- _Given request_
How many lines of the material below contain the string "Alignment"? Answer with the number and nothing else.

* * * * * * * * *

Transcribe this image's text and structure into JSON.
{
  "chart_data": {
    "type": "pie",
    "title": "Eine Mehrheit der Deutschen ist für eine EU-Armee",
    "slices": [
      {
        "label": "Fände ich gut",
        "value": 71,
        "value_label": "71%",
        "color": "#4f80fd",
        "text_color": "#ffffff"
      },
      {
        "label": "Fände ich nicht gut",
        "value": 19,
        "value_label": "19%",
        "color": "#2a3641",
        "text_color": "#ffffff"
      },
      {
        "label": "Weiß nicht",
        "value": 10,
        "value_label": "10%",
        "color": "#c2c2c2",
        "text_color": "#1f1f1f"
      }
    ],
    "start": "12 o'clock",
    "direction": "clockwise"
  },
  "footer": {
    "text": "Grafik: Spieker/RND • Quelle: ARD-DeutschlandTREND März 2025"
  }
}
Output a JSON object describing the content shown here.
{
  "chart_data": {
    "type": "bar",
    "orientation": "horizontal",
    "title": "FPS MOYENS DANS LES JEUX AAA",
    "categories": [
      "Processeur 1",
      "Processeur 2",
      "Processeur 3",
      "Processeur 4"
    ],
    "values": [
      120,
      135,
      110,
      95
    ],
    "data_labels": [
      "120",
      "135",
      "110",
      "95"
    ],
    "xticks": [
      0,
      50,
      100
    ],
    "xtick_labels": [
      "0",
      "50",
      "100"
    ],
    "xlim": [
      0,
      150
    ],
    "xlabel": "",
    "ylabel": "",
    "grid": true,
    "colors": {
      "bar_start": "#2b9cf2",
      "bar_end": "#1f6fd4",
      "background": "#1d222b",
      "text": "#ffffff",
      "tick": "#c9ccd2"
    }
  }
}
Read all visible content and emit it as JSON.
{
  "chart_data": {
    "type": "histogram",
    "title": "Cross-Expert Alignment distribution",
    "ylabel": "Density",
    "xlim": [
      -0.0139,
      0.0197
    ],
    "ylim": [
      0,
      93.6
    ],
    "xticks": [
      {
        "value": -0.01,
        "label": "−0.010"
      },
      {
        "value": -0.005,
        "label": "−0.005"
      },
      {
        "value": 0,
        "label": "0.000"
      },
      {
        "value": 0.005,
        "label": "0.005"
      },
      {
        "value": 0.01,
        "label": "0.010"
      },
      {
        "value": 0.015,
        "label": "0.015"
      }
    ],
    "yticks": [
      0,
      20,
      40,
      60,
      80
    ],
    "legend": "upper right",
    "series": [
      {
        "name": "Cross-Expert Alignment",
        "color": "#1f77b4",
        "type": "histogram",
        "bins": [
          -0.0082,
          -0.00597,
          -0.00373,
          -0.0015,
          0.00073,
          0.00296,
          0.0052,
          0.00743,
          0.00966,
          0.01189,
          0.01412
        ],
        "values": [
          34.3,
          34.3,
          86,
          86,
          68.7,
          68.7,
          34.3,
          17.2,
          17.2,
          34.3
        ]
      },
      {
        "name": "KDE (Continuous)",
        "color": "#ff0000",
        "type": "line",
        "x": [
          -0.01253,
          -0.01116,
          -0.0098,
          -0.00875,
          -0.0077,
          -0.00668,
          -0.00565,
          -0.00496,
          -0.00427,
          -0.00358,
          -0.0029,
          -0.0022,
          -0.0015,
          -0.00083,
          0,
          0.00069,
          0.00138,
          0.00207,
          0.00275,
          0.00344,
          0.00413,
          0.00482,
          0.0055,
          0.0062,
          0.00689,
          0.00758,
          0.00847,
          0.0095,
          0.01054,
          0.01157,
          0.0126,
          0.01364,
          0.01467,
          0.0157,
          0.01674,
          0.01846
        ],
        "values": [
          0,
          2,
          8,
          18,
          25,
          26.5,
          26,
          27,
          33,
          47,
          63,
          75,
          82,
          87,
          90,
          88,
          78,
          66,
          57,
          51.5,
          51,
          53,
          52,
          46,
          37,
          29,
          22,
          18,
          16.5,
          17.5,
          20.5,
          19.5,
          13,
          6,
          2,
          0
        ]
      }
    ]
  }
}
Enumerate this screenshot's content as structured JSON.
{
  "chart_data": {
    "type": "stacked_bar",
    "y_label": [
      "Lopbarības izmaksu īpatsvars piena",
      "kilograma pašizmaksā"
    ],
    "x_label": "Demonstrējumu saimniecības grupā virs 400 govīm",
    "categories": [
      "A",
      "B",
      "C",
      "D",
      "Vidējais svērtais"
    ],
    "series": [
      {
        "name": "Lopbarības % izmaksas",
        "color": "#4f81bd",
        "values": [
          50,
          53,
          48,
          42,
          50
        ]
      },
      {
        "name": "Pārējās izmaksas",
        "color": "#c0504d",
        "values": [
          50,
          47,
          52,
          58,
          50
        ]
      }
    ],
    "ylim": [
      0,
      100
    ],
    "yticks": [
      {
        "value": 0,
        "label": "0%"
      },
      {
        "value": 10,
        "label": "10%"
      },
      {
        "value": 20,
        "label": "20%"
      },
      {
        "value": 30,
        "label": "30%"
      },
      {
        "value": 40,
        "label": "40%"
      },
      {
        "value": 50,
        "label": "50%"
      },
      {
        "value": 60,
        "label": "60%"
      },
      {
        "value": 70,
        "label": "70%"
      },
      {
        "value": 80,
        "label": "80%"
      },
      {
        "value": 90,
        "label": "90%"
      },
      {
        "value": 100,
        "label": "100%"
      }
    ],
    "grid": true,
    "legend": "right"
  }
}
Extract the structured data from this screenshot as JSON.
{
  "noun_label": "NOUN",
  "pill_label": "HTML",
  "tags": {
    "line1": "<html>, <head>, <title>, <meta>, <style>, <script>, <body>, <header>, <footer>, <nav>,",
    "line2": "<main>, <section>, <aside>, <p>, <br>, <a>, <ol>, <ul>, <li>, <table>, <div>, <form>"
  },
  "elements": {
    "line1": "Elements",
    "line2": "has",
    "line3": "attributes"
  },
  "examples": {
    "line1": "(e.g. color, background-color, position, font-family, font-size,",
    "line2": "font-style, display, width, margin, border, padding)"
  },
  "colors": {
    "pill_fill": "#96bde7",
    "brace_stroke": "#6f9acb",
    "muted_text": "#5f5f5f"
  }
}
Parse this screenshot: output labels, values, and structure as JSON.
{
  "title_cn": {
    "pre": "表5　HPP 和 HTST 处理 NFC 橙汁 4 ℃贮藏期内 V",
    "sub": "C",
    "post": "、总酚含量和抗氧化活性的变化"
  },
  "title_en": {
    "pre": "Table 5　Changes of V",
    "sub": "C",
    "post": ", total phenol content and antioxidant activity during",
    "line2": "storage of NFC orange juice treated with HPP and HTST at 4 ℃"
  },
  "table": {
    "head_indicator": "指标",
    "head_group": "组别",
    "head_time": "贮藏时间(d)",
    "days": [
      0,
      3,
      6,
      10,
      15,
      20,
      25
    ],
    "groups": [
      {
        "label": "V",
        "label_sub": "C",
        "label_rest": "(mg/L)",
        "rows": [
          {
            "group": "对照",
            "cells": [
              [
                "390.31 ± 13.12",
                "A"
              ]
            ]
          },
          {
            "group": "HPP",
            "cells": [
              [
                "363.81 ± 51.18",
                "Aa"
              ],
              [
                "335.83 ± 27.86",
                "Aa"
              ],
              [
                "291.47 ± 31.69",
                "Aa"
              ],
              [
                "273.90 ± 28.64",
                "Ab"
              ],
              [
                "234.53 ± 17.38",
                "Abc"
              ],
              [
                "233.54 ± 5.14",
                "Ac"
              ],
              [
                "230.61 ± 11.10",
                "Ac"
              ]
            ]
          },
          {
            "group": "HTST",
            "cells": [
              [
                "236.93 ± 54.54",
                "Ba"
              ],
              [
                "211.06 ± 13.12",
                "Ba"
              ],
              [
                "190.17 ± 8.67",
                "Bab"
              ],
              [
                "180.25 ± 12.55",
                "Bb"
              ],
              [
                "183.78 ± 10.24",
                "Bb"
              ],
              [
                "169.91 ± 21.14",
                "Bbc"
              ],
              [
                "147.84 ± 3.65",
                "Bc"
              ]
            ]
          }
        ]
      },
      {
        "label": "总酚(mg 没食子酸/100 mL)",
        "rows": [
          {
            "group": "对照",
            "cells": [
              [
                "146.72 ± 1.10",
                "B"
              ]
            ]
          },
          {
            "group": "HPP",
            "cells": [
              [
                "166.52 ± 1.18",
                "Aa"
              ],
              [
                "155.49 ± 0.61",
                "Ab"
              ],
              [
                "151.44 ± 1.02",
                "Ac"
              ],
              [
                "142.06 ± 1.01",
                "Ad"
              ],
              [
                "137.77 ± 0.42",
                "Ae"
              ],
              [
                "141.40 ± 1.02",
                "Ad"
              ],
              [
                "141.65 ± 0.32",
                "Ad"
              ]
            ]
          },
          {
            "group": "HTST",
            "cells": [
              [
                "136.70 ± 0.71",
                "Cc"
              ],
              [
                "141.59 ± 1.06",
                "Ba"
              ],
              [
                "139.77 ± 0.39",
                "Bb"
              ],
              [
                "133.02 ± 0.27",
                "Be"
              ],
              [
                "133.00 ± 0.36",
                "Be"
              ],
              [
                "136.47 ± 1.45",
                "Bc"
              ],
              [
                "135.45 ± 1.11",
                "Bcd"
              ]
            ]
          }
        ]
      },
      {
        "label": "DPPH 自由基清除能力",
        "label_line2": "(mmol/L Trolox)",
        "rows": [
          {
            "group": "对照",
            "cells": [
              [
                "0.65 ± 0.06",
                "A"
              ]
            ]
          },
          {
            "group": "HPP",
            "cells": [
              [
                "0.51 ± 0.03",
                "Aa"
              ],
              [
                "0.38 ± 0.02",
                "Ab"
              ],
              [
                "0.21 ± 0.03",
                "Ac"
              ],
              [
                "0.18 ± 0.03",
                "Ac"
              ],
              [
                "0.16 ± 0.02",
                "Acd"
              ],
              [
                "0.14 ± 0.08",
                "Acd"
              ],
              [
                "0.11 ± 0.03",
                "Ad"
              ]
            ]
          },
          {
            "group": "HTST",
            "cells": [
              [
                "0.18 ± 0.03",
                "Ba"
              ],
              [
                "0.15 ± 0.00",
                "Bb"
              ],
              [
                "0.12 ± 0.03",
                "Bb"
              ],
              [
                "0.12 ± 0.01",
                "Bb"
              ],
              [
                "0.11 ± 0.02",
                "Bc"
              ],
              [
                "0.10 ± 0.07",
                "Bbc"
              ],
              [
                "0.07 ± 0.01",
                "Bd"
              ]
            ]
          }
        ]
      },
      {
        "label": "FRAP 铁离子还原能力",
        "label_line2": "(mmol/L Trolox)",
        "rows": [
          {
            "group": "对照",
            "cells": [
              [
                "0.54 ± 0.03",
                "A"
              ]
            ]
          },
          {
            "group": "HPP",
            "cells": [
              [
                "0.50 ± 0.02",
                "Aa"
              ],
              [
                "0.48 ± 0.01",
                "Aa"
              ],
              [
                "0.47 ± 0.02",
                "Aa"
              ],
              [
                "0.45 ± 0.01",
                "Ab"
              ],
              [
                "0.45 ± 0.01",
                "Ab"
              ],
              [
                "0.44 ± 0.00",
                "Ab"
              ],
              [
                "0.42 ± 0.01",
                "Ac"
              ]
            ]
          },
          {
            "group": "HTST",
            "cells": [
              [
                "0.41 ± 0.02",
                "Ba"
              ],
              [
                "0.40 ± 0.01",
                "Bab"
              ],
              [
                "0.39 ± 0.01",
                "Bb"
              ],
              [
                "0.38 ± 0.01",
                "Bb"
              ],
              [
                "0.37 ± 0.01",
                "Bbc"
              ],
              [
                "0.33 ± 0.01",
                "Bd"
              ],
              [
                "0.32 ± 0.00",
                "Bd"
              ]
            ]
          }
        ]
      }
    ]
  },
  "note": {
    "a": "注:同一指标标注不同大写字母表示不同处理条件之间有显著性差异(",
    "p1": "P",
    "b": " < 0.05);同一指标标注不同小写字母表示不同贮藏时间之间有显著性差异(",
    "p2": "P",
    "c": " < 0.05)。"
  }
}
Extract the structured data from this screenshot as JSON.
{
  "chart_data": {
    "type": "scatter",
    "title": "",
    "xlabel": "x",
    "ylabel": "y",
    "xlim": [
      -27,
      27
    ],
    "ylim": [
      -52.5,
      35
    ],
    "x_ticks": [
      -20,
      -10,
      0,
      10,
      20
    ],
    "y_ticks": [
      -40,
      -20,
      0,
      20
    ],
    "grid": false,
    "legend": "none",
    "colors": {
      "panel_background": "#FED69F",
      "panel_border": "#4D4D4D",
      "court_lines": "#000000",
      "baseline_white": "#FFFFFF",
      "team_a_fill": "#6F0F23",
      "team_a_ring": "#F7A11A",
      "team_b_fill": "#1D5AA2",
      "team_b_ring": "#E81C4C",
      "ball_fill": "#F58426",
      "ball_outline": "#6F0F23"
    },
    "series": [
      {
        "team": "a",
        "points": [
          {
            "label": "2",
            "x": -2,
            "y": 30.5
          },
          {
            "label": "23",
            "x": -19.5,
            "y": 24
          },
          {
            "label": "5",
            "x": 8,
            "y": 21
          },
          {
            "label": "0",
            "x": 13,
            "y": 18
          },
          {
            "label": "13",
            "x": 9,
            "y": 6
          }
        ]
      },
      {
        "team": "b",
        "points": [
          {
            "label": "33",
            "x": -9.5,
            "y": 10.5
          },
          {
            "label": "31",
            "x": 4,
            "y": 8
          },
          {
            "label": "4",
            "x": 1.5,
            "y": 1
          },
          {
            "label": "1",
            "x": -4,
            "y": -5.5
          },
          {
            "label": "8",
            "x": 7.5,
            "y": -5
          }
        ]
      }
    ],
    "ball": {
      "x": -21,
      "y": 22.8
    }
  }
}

* * * * * * * * *

- _Solution below_
2